**Exercise objective:** Every line that holds the string "name" is to be identified and copied.

**Exercise data:**
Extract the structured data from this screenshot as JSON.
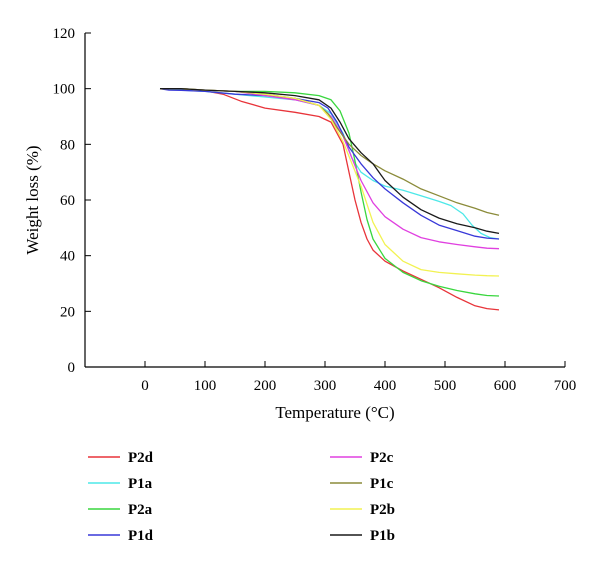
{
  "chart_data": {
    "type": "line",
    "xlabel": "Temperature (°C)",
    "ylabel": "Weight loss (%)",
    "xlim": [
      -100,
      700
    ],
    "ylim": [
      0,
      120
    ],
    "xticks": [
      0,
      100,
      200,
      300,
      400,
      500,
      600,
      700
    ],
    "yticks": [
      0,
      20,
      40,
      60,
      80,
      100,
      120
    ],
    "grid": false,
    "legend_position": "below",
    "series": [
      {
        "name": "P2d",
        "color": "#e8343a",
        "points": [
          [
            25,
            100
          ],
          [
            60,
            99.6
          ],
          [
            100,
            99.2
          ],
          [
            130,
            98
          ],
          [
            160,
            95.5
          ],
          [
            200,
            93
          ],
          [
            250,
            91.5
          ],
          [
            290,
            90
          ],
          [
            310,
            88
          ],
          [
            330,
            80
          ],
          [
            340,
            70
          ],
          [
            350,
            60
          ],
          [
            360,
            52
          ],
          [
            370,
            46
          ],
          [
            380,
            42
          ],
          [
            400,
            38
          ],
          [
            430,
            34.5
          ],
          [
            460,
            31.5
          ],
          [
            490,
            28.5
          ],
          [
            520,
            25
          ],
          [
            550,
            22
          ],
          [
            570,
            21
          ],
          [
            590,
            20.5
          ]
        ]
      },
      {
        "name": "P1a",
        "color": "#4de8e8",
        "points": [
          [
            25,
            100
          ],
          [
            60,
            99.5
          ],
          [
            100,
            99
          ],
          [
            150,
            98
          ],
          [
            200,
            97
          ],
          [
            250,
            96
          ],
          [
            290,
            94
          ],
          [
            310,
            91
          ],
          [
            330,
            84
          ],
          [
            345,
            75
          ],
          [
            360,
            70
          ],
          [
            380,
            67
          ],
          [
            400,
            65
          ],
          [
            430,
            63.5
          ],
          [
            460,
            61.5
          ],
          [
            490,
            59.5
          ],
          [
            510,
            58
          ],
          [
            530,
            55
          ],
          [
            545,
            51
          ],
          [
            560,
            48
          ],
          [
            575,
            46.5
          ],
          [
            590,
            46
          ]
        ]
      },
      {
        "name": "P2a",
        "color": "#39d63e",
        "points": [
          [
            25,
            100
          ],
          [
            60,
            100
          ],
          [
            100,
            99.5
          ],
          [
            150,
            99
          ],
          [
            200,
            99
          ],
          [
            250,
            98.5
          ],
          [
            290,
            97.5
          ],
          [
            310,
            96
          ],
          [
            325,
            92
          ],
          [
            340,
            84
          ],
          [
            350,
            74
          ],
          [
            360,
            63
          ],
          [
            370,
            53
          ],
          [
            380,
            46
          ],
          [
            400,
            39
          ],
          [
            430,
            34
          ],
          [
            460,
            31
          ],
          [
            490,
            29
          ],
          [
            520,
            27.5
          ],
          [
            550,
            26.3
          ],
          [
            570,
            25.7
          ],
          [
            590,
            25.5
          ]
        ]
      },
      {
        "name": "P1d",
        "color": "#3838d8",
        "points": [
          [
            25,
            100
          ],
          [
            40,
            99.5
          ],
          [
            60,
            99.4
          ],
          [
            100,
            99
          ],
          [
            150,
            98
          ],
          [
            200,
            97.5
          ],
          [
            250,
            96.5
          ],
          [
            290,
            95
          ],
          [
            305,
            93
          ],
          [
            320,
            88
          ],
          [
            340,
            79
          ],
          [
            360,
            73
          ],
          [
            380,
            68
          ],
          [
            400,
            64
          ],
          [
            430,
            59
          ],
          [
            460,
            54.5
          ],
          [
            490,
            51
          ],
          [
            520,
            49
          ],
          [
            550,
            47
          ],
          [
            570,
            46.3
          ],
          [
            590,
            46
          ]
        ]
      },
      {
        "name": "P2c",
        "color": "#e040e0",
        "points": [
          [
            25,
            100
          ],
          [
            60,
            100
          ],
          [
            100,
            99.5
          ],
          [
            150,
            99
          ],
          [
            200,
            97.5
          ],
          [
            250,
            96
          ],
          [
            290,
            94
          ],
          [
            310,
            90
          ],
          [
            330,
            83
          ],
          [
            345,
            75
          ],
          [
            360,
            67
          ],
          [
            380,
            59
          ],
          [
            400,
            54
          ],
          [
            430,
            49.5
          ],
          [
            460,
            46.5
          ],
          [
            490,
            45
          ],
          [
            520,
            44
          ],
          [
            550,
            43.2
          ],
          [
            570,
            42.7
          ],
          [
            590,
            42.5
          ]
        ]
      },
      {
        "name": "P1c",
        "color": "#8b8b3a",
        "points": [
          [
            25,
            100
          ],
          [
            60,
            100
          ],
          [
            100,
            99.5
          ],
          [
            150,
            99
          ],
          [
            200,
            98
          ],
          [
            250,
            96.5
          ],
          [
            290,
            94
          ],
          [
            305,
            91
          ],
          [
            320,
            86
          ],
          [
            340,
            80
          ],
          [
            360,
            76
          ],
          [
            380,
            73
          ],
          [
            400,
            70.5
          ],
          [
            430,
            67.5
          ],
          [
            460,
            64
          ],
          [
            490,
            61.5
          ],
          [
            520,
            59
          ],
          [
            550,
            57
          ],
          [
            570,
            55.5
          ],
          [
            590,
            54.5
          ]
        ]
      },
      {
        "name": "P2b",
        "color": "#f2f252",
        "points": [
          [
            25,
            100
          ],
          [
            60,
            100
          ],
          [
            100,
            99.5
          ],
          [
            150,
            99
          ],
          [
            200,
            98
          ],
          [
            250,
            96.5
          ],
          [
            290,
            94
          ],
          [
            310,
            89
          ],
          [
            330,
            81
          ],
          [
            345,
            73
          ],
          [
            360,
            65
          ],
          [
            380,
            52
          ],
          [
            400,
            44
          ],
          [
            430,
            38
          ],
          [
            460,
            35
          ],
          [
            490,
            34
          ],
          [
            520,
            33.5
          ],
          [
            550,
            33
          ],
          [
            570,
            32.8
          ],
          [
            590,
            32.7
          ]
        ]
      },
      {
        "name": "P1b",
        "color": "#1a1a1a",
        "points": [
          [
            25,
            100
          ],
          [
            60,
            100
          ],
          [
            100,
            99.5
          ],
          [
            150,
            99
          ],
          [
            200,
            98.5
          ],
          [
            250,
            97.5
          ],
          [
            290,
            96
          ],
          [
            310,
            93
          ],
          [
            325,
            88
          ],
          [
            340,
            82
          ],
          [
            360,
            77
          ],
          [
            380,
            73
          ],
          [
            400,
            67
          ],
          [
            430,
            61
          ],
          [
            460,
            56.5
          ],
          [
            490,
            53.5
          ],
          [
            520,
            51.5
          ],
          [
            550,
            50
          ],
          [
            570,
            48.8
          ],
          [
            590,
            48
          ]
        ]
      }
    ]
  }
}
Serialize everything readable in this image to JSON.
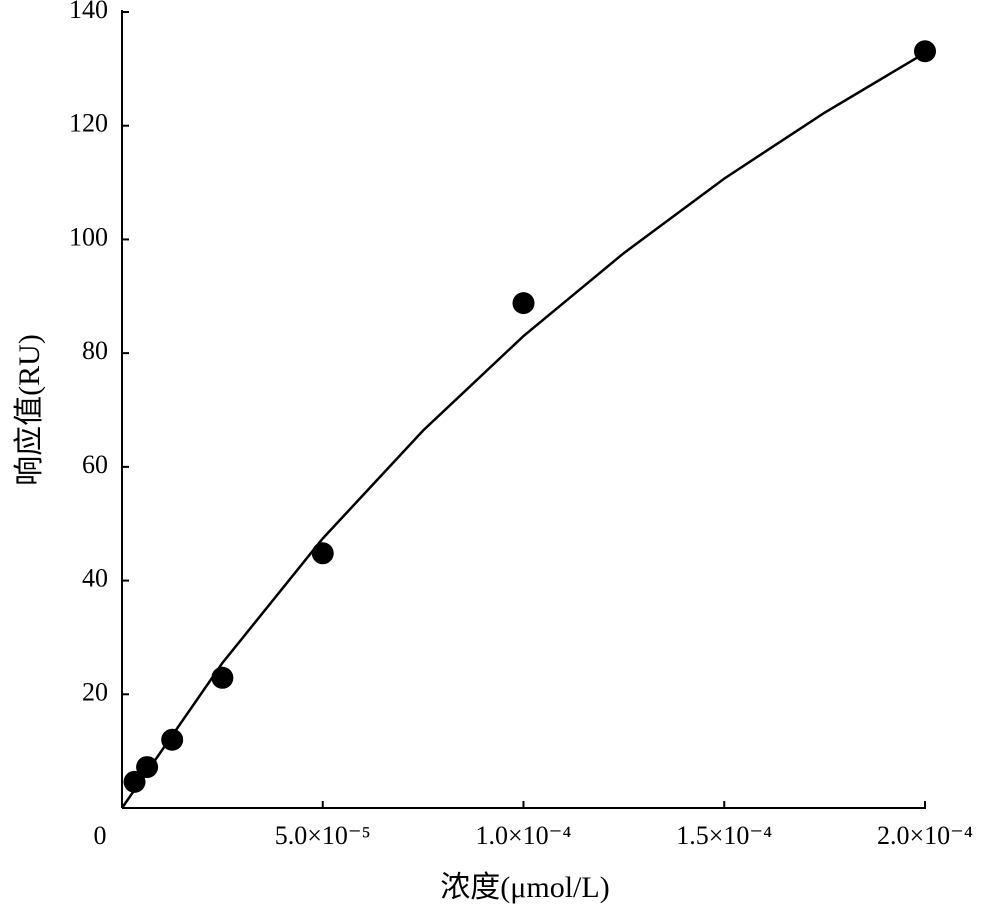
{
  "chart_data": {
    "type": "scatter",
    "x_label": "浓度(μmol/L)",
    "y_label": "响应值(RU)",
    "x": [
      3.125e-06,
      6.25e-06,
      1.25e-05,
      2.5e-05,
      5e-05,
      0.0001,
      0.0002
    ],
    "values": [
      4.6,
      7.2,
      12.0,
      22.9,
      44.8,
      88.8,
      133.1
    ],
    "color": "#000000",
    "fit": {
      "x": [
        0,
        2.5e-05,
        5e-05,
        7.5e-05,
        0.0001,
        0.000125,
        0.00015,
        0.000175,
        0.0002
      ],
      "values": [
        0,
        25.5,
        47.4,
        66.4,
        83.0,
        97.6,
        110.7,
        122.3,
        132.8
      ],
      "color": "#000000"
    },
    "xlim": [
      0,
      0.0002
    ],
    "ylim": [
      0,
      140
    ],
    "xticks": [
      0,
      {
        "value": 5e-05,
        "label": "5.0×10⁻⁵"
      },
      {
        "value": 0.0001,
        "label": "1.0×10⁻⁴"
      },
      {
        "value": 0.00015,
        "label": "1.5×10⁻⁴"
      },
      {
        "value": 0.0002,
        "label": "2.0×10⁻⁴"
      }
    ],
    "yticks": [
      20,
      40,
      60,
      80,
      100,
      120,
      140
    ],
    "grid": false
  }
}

**Exercise answer:**
        "name": "P2d",
        "name": "P1a",
        "name": "P2a",
        "name": "P1d",
        "name": "P2c",
        "name": "P1c",
        "name": "P2b",
        "name": "P1b",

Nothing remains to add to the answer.